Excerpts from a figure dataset
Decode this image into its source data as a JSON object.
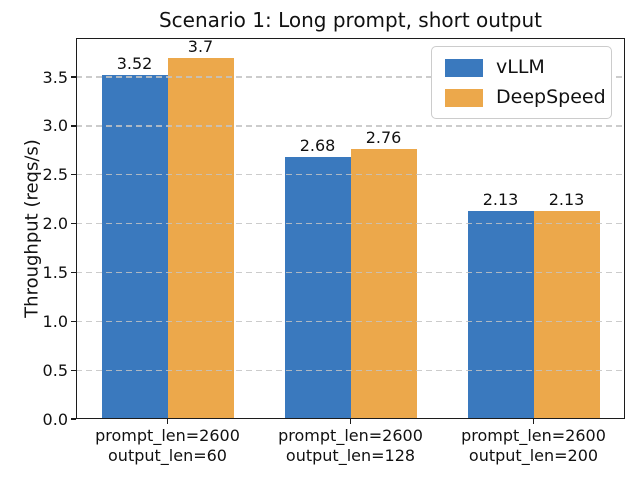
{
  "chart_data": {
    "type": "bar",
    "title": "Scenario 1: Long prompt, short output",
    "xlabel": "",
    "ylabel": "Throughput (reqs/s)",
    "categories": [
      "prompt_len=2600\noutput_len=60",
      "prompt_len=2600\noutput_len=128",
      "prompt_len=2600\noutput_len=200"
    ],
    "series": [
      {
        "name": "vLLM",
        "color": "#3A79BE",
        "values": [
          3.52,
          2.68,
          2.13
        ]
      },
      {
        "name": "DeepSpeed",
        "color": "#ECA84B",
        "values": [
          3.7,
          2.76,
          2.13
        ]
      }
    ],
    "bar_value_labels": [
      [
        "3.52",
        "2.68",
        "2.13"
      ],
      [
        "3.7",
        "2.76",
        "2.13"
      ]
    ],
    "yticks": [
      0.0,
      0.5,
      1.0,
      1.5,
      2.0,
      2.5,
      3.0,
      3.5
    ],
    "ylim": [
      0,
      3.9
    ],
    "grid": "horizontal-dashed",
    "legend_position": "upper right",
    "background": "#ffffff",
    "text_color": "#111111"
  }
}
...
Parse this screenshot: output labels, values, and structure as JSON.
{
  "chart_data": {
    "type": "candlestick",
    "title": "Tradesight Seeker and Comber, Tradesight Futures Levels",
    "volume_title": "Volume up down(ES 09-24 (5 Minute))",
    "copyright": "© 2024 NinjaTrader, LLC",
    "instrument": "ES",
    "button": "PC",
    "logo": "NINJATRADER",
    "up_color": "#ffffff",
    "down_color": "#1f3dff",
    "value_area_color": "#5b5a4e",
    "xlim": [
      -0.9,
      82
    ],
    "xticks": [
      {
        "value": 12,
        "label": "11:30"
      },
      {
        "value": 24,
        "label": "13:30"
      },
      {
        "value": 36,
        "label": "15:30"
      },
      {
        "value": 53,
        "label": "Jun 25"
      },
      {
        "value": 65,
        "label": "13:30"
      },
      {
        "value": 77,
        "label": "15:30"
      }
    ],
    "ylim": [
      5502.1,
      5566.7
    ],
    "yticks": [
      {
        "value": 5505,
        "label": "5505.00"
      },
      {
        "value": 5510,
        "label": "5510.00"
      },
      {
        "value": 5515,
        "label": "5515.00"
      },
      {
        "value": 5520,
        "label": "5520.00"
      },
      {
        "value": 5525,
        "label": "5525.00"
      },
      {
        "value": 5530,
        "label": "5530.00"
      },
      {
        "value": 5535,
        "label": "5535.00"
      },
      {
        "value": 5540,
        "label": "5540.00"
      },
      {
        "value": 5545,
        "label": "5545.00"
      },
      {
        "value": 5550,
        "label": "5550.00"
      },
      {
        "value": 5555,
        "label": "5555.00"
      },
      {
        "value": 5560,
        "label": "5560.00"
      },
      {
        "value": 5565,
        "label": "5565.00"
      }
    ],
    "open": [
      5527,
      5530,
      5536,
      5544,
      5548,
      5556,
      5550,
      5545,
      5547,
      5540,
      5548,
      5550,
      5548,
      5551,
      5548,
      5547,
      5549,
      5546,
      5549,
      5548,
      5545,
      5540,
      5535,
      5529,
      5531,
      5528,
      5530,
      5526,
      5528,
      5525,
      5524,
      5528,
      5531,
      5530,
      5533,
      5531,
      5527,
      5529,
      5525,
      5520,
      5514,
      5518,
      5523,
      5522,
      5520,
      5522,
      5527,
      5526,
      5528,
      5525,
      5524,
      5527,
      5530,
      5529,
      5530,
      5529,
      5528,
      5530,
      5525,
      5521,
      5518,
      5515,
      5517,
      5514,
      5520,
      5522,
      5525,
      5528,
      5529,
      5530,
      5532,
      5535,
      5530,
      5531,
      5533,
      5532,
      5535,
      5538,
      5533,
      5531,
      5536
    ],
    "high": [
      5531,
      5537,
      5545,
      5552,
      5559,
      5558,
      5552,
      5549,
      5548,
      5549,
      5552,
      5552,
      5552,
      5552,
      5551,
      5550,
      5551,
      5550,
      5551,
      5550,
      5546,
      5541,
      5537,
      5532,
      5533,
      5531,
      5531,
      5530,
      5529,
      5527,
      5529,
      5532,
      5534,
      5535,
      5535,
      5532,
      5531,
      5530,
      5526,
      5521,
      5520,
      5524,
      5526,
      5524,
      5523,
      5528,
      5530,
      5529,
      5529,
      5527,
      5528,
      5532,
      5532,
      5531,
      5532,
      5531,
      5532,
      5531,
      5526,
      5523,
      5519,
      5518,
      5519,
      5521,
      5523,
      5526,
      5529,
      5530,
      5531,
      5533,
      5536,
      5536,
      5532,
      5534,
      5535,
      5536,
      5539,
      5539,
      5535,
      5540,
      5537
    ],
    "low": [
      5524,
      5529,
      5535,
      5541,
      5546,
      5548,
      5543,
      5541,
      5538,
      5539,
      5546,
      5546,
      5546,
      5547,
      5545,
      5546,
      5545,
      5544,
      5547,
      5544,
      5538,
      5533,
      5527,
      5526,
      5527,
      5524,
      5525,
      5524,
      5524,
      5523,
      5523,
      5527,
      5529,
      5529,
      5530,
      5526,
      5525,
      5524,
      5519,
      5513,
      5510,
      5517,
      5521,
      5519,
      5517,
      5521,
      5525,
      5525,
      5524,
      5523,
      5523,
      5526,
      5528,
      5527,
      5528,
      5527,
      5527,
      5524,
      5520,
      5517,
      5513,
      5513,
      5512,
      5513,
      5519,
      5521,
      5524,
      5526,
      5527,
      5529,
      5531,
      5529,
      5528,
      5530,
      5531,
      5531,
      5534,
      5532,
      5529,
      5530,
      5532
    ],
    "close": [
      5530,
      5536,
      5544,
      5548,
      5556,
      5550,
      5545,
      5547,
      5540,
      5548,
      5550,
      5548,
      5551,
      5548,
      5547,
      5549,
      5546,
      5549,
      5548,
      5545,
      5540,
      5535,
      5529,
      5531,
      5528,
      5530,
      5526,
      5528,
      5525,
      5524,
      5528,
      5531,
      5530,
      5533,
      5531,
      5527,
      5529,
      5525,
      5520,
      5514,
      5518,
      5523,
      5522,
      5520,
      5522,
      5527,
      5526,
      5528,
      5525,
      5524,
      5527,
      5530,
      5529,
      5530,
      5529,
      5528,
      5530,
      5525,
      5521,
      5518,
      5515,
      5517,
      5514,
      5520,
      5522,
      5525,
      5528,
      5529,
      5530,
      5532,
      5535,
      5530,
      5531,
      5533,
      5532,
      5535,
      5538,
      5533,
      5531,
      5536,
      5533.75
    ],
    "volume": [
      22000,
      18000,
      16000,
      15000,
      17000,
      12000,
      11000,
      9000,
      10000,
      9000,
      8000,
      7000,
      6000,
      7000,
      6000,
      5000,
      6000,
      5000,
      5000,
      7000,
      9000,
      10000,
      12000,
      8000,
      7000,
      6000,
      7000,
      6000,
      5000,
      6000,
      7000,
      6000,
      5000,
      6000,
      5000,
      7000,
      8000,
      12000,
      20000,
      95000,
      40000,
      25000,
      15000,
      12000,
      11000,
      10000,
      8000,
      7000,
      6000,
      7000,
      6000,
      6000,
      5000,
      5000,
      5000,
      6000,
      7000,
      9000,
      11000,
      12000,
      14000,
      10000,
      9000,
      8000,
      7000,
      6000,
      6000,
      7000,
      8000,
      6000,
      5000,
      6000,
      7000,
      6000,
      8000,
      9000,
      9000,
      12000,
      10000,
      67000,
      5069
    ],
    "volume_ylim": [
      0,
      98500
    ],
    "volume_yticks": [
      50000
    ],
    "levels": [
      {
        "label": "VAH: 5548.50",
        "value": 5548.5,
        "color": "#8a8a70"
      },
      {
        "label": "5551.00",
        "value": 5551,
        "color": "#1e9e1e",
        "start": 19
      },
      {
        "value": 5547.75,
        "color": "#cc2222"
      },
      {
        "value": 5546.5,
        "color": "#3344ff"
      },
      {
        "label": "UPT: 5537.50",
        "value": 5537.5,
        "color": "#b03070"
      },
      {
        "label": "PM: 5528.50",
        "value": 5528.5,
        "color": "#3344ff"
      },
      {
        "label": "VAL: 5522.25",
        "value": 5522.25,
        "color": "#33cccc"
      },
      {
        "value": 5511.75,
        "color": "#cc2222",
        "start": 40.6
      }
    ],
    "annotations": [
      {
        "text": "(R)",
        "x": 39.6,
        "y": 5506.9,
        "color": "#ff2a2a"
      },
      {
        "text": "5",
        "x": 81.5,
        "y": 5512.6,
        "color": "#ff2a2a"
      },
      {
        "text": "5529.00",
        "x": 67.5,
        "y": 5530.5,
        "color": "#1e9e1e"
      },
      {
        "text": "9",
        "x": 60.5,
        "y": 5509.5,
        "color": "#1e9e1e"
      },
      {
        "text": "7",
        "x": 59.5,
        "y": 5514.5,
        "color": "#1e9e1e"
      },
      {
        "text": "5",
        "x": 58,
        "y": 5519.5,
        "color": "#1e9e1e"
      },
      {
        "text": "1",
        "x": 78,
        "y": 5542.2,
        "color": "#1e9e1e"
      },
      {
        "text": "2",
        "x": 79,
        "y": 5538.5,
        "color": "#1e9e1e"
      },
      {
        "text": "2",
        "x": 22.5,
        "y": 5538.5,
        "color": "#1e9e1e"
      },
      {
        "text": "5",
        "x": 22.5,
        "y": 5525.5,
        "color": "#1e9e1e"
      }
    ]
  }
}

→ **STATED PROBLEM**
Whenever "JSON" turns up in a line, pick that line out.

→ **THE RESULT**
Decode this image into its source data as a JSON object.
Parse this screenshot: output labels, values, and structure as JSON.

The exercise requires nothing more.